Requirement. Find all the lines in the material below with the word "chứng", and copy them.

Dataset entries.
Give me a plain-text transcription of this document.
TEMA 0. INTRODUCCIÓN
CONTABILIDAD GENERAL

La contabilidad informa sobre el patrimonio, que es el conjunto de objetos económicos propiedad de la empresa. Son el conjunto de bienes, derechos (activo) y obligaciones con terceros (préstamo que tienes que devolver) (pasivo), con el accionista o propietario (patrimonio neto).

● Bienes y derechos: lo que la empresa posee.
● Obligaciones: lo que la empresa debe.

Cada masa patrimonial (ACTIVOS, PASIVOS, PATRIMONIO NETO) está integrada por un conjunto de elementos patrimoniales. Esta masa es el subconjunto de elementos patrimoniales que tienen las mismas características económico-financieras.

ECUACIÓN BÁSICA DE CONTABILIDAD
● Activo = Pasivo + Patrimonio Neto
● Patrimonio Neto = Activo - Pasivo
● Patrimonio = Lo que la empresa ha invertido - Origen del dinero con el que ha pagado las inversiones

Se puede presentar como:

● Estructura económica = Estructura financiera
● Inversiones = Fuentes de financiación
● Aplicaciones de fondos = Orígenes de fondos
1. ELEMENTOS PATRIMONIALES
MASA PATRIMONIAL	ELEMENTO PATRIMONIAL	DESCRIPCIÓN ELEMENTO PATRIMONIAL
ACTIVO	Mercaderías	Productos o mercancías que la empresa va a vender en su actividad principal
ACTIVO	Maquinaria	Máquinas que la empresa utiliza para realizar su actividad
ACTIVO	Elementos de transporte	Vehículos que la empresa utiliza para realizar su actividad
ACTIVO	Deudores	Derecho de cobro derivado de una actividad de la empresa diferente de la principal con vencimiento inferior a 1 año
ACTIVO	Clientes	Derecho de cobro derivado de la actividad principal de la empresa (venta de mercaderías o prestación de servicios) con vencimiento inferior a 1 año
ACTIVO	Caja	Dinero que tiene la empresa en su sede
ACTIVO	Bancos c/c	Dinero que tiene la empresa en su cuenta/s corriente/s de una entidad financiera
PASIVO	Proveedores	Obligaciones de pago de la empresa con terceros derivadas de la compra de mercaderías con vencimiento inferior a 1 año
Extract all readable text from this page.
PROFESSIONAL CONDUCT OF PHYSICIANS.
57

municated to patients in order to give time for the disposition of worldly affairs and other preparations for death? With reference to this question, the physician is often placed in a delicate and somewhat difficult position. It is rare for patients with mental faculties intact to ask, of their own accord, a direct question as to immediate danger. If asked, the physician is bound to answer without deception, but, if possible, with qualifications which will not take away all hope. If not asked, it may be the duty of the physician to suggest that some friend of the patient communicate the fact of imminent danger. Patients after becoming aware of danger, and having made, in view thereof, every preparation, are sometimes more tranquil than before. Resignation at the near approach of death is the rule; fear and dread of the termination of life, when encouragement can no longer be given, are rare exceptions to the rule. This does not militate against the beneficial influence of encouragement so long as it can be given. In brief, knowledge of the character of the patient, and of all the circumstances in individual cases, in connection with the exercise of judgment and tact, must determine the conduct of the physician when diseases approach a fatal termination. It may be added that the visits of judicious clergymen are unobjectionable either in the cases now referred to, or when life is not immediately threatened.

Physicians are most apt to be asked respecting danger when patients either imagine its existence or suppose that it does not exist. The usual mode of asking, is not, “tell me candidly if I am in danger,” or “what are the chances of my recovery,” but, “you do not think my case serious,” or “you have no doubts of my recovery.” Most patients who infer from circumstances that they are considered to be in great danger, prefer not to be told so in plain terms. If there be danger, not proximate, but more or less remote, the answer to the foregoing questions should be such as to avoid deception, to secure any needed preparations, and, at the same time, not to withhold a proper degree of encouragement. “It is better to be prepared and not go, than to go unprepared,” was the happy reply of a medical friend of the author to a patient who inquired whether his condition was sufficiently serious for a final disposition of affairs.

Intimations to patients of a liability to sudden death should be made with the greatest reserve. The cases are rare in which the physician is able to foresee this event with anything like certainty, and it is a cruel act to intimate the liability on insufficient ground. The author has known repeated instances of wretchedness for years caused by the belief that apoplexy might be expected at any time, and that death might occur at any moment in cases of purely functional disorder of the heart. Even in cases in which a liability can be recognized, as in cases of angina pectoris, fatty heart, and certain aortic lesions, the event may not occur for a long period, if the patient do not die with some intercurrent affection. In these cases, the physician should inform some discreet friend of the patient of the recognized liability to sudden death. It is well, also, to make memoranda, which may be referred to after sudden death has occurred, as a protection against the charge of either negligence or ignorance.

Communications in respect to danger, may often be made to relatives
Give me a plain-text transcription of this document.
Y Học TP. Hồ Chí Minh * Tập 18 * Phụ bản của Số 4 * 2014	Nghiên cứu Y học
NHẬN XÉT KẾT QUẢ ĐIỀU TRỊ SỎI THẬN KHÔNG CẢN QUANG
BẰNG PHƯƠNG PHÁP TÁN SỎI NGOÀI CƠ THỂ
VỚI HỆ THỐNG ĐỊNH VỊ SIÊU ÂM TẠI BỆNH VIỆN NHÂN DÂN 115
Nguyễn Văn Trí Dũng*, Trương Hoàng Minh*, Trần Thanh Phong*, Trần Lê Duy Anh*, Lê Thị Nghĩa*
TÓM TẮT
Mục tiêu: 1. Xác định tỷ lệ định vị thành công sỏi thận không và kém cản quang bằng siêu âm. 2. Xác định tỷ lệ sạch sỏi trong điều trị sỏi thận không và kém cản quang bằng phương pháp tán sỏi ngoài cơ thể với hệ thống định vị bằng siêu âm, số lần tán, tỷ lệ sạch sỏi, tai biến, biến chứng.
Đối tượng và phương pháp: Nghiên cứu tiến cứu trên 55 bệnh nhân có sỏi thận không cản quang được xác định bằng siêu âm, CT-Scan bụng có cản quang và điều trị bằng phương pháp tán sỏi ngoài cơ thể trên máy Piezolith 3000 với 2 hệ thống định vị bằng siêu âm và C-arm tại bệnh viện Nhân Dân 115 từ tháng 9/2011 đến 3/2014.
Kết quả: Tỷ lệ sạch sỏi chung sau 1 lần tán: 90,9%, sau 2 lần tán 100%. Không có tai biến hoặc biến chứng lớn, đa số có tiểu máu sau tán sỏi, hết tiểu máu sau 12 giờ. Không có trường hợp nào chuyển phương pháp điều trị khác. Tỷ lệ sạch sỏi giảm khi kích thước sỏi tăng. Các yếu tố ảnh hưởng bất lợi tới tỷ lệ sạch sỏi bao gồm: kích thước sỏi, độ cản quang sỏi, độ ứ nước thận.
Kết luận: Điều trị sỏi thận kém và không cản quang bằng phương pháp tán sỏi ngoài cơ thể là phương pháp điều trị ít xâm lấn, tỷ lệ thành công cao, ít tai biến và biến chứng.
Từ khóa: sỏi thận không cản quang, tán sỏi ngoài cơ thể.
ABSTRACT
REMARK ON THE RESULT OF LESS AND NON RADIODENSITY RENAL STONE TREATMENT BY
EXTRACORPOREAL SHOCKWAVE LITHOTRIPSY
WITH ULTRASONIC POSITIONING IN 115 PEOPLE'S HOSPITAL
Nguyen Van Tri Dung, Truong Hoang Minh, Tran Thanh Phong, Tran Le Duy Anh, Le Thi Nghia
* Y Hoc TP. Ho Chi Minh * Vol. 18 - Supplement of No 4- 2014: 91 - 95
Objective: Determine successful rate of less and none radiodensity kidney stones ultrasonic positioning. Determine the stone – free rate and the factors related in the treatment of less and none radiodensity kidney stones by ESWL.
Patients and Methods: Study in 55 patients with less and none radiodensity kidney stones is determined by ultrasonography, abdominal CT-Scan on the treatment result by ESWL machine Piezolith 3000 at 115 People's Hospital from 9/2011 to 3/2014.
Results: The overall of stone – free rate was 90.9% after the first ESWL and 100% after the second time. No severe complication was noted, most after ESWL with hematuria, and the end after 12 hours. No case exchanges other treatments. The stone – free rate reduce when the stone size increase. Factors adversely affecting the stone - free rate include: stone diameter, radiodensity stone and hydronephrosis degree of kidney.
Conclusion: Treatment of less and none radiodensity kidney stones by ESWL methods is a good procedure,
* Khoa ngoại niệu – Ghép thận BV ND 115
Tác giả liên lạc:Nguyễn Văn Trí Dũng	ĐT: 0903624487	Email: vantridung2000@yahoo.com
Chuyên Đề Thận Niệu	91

Problem solution.
Mục tiêu: 1. Xác định tỷ lệ định vị thành công sỏi thận không và kém cản quang bằng siêu âm. 2. Xác định tỷ lệ sạch sỏi trong điều trị sỏi thận không và kém cản quang bằng phương pháp tán sỏi ngoài cơ thể với hệ thống định vị bằng siêu âm, số lần tán, tỷ lệ sạch sỏi, tai biến, biến chứng.
Kết quả: Tỷ lệ sạch sỏi chung sau 1 lần tán: 90,9%, sau 2 lần tán 100%. Không có tai biến hoặc biến chứng lớn, đa số có tiểu máu sau tán sỏi, hết tiểu máu sau 12 giờ. Không có trường hợp nào chuyển phương pháp điều trị khác. Tỷ lệ sạch sỏi giảm khi kích thước sỏi tăng. Các yếu tố ảnh hưởng bất lợi tới tỷ lệ sạch sỏi bao gồm: kích thước sỏi, độ cản quang sỏi, độ ứ nước thận.
Kết luận: Điều trị sỏi thận kém và không cản quang bằng phương pháp tán sỏi ngoài cơ thể là phương pháp điều trị ít xâm lấn, tỷ lệ thành công cao, ít tai biến và biến chứng.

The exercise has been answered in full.